--- Assignment ---
Show every line of the material that follows in which the word "change" occurs.

- Opening Delimiter -

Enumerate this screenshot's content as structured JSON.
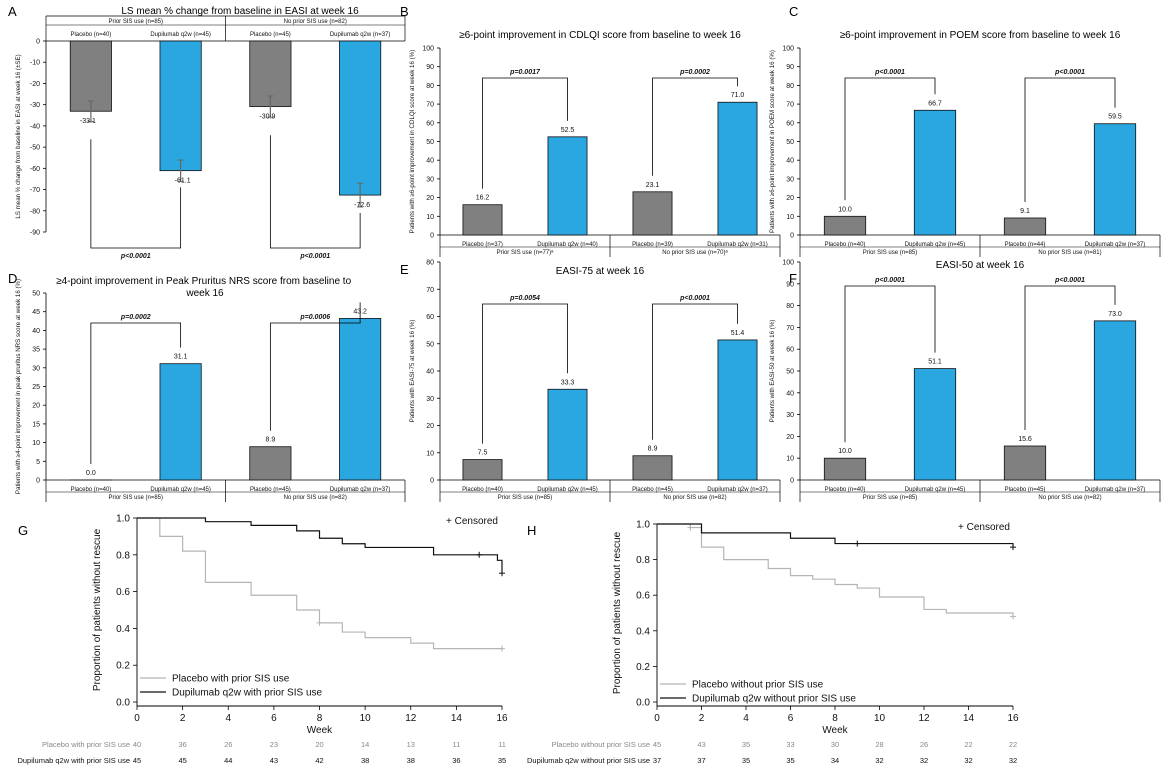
{
  "colors": {
    "placebo": "#808080",
    "dupilumab": "#2aa7e0",
    "km_placebo": "#b5b5b5",
    "km_dupilumab": "#111111",
    "frame": "#000000"
  },
  "panels": {
    "A": {
      "letter": "A",
      "title": "LS mean % change from baseline in EASI at week 16"
    },
    "B": {
      "letter": "B",
      "title": "≥6-point improvement in CDLQI score from baseline to week 16"
    },
    "C": {
      "letter": "C",
      "title": "≥6-point improvement in POEM score from baseline to week 16"
    },
    "D": {
      "letter": "D",
      "title": "≥4-point improvement in Peak Pruritus NRS score from baseline to week 16"
    },
    "E": {
      "letter": "E",
      "title": "EASI-75 at week 16"
    },
    "F": {
      "letter": "F",
      "title": "EASI-50 at week 16"
    },
    "G": {
      "letter": "G"
    },
    "H": {
      "letter": "H"
    }
  },
  "chart_data": [
    {
      "id": "A",
      "type": "bar",
      "title": "LS mean % change from baseline in EASI at week 16",
      "ylabel": "LS mean % change from baseline in EASI at week 16 (±SE)",
      "ylim": [
        -90,
        0
      ],
      "yticks": [
        0,
        -10,
        -20,
        -30,
        -40,
        -50,
        -60,
        -70,
        -80,
        -90
      ],
      "groups": [
        "Prior SIS use (n=85)",
        "No prior SIS use (n=82)"
      ],
      "categories": [
        "Placebo (n=40)",
        "Dupilumab q2w (n=45)",
        "Placebo (n=45)",
        "Dupilumab q2w (n=37)"
      ],
      "values": [
        -33.1,
        -61.1,
        -30.9,
        -72.6
      ],
      "value_labels": [
        "-33.1",
        "-61.1",
        "-30.9",
        "-72.6"
      ],
      "error": [
        4.8,
        5.0,
        5.0,
        5.6
      ],
      "comparisons": [
        "p<0.0001",
        "p<0.0001"
      ]
    },
    {
      "id": "B",
      "type": "bar",
      "title": "≥6-point improvement in CDLQI score from baseline to week 16",
      "ylabel": "Patients with ≥6-point improvement in CDLQI score at week 16 (%)",
      "ylim": [
        0,
        100
      ],
      "yticks": [
        0,
        10,
        20,
        30,
        40,
        50,
        60,
        70,
        80,
        90,
        100
      ],
      "groups": [
        "Prior SIS use (n=77)ᵃ",
        "No prior SIS use (n=70)ᵃ"
      ],
      "categories": [
        "Placebo (n=37)",
        "Dupilumab q2w (n=40)",
        "Placebo (n=39)",
        "Dupilumab q2w (n=31)"
      ],
      "values": [
        16.2,
        52.5,
        23.1,
        71.0
      ],
      "value_labels": [
        "16.2",
        "52.5",
        "23.1",
        "71.0"
      ],
      "comparisons": [
        "p=0.0017",
        "p=0.0002"
      ]
    },
    {
      "id": "C",
      "type": "bar",
      "title": "≥6-point improvement in POEM score from baseline to week 16",
      "ylabel": "Patients with ≥6-point improvement in POEM score at week 16 (%)",
      "ylim": [
        0,
        100
      ],
      "yticks": [
        0,
        10,
        20,
        30,
        40,
        50,
        60,
        70,
        80,
        90,
        100
      ],
      "groups": [
        "Prior SIS use (n=85)",
        "No prior SIS use (n=81)"
      ],
      "categories": [
        "Placebo (n=40)",
        "Dupilumab q2w (n=45)",
        "Placebo (n=44)",
        "Dupilumab q2w (n=37)"
      ],
      "values": [
        10.0,
        66.7,
        9.1,
        59.5
      ],
      "value_labels": [
        "10.0",
        "66.7",
        "9.1",
        "59.5"
      ],
      "comparisons": [
        "p<0.0001",
        "p<0.0001"
      ]
    },
    {
      "id": "D",
      "type": "bar",
      "title": "≥4-point improvement in Peak Pruritus NRS score from baseline to week 16",
      "ylabel": "Patients with ≥4-point improvement in peak pruritus NRS score at week 16 (%)",
      "ylim": [
        0,
        50
      ],
      "yticks": [
        0,
        5,
        10,
        15,
        20,
        25,
        30,
        35,
        40,
        45,
        50
      ],
      "groups": [
        "Prior SIS use (n=85)",
        "No prior SIS use (n=82)"
      ],
      "categories": [
        "Placebo (n=40)",
        "Dupilumab q2w (n=45)",
        "Placebo (n=45)",
        "Dupilumab q2w (n=37)"
      ],
      "values": [
        0.0,
        31.1,
        8.9,
        43.2
      ],
      "value_labels": [
        "0.0",
        "31.1",
        "8.9",
        "43.2"
      ],
      "comparisons": [
        "p=0.0002",
        "p=0.0006"
      ]
    },
    {
      "id": "E",
      "type": "bar",
      "title": "EASI-75 at week 16",
      "ylabel": "Patients with EASI-75 at week 16 (%)",
      "ylim": [
        0,
        80
      ],
      "yticks": [
        0,
        10,
        20,
        30,
        40,
        50,
        60,
        70,
        80
      ],
      "groups": [
        "Prior SIS use (n=85)",
        "No prior SIS use (n=82)"
      ],
      "categories": [
        "Placebo (n=40)",
        "Dupilumab q2w (n=45)",
        "Placebo (n=45)",
        "Dupilumab q2w (n=37)"
      ],
      "values": [
        7.5,
        33.3,
        8.9,
        51.4
      ],
      "value_labels": [
        "7.5",
        "33.3",
        "8.9",
        "51.4"
      ],
      "comparisons": [
        "p=0.0054",
        "p<0.0001"
      ]
    },
    {
      "id": "F",
      "type": "bar",
      "title": "EASI-50 at week 16",
      "ylabel": "Patients with EASI-50 at week 16 (%)",
      "ylim": [
        0,
        100
      ],
      "yticks": [
        0,
        10,
        20,
        30,
        40,
        50,
        60,
        70,
        80,
        90,
        100
      ],
      "groups": [
        "Prior SIS use (n=85)",
        "No prior SIS use (n=82)"
      ],
      "categories": [
        "Placebo (n=40)",
        "Dupilumab q2w (n=45)",
        "Placebo (n=45)",
        "Dupilumab q2w (n=37)"
      ],
      "values": [
        10.0,
        51.1,
        15.6,
        73.0
      ],
      "value_labels": [
        "10.0",
        "51.1",
        "15.6",
        "73.0"
      ],
      "comparisons": [
        "p<0.0001",
        "p<0.0001"
      ]
    },
    {
      "id": "G",
      "type": "line",
      "xlabel": "Week",
      "ylabel": "Proportion of patients without rescue",
      "xlim": [
        0,
        16
      ],
      "ylim": [
        0,
        1.0
      ],
      "xticks": [
        0,
        2,
        4,
        6,
        8,
        10,
        12,
        14,
        16
      ],
      "yticks": [
        "0.0",
        "0.2",
        "0.4",
        "0.6",
        "0.8",
        "1.0"
      ],
      "censored_label": "+ Censored",
      "series": [
        {
          "name": "Placebo with prior SIS use",
          "color_key": "km_placebo",
          "steps": [
            [
              0,
              1.0
            ],
            [
              1,
              0.9
            ],
            [
              2,
              0.82
            ],
            [
              3,
              0.65
            ],
            [
              5,
              0.58
            ],
            [
              7,
              0.5
            ],
            [
              8,
              0.43
            ],
            [
              9,
              0.38
            ],
            [
              10,
              0.35
            ],
            [
              12,
              0.32
            ],
            [
              13,
              0.29
            ],
            [
              16,
              0.29
            ]
          ],
          "censored": [
            [
              8,
              0.43
            ],
            [
              16,
              0.29
            ]
          ]
        },
        {
          "name": "Dupilumab q2w with prior SIS use",
          "color_key": "km_dupilumab",
          "steps": [
            [
              0,
              1.0
            ],
            [
              3,
              0.98
            ],
            [
              5,
              0.96
            ],
            [
              7,
              0.93
            ],
            [
              8,
              0.89
            ],
            [
              9,
              0.86
            ],
            [
              10,
              0.84
            ],
            [
              13,
              0.8
            ],
            [
              15.8,
              0.77
            ],
            [
              16,
              0.7
            ]
          ],
          "censored": [
            [
              15,
              0.8
            ],
            [
              16,
              0.7
            ]
          ]
        }
      ],
      "at_risk": [
        {
          "label": "Placebo with prior SIS use",
          "values": [
            "40",
            "36",
            "26",
            "23",
            "20",
            "14",
            "13",
            "11",
            "11"
          ]
        },
        {
          "label": "Dupilumab q2w with prior SIS use",
          "values": [
            "45",
            "45",
            "44",
            "43",
            "42",
            "38",
            "38",
            "36",
            "35"
          ]
        }
      ]
    },
    {
      "id": "H",
      "type": "line",
      "xlabel": "Week",
      "ylabel": "Proportion of patients without rescue",
      "xlim": [
        0,
        16
      ],
      "ylim": [
        0,
        1.0
      ],
      "xticks": [
        0,
        2,
        4,
        6,
        8,
        10,
        12,
        14,
        16
      ],
      "yticks": [
        "0.0",
        "0.2",
        "0.4",
        "0.6",
        "0.8",
        "1.0"
      ],
      "censored_label": "+ Censored",
      "series": [
        {
          "name": "Placebo without prior SIS use",
          "color_key": "km_placebo",
          "steps": [
            [
              0,
              1.0
            ],
            [
              1.5,
              0.98
            ],
            [
              2,
              0.87
            ],
            [
              3,
              0.8
            ],
            [
              5,
              0.75
            ],
            [
              6,
              0.71
            ],
            [
              7,
              0.69
            ],
            [
              8,
              0.66
            ],
            [
              9,
              0.64
            ],
            [
              10,
              0.59
            ],
            [
              12,
              0.52
            ],
            [
              13,
              0.5
            ],
            [
              16,
              0.48
            ]
          ],
          "censored": [
            [
              1.5,
              0.98
            ],
            [
              16,
              0.48
            ]
          ]
        },
        {
          "name": "Dupilumab q2w without prior SIS use",
          "color_key": "km_dupilumab",
          "steps": [
            [
              0,
              1.0
            ],
            [
              2,
              0.95
            ],
            [
              6,
              0.92
            ],
            [
              8,
              0.89
            ],
            [
              16,
              0.87
            ]
          ],
          "censored": [
            [
              9,
              0.89
            ],
            [
              16,
              0.87
            ]
          ]
        }
      ],
      "at_risk": [
        {
          "label": "Placebo without prior SIS use",
          "values": [
            "45",
            "43",
            "35",
            "33",
            "30",
            "28",
            "26",
            "22",
            "22"
          ]
        },
        {
          "label": "Dupilumab q2w without prior SIS use",
          "values": [
            "37",
            "37",
            "35",
            "35",
            "34",
            "32",
            "32",
            "32",
            "32"
          ]
        }
      ]
    }
  ]
}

- Closing Delimiter -

--- Response to the task ---
      "title": "LS mean % change from baseline in EASI at week 16"
      "title": "LS mean % change from baseline in EASI at week 16",
      "ylabel": "LS mean % change from baseline in EASI at week 16 (±SE)",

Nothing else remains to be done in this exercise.